* [Aim of the task]: Extract every line of the material below and reproduce it faithfully.

Saved entries:
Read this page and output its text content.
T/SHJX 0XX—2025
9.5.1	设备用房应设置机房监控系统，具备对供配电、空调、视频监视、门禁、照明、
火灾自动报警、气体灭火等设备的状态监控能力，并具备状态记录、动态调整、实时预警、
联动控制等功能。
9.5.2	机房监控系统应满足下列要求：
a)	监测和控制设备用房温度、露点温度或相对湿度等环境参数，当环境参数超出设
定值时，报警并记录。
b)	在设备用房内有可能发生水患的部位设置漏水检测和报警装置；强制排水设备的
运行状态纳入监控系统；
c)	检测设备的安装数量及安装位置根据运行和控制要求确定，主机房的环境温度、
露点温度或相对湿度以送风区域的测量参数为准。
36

* [Exercise output]:
Read this page and output its text content.
T/SHJX 0XX—2025
9.5.1	设备用房应设置机房监控系统，具备对供配电、空调、视频监视、门禁、照明、
火灾自动报警、气体灭火等设备的状态监控能力，并具备状态记录、动态调整、实时预警、
联动控制等功能。
9.5.2	机房监控系统应满足下列要求：
a)	监测和控制设备用房温度、露点温度或相对湿度等环境参数，当环境参数超出设
定值时，报警并记录。
b)	在设备用房内有可能发生水患的部位设置漏水检测和报警装置；强制排水设备的
运行状态纳入监控系统；
c)	检测设备的安装数量及安装位置根据运行和控制要求确定，主机房的环境温度、
露点温度或相对湿度以送风区域的测量参数为准。
36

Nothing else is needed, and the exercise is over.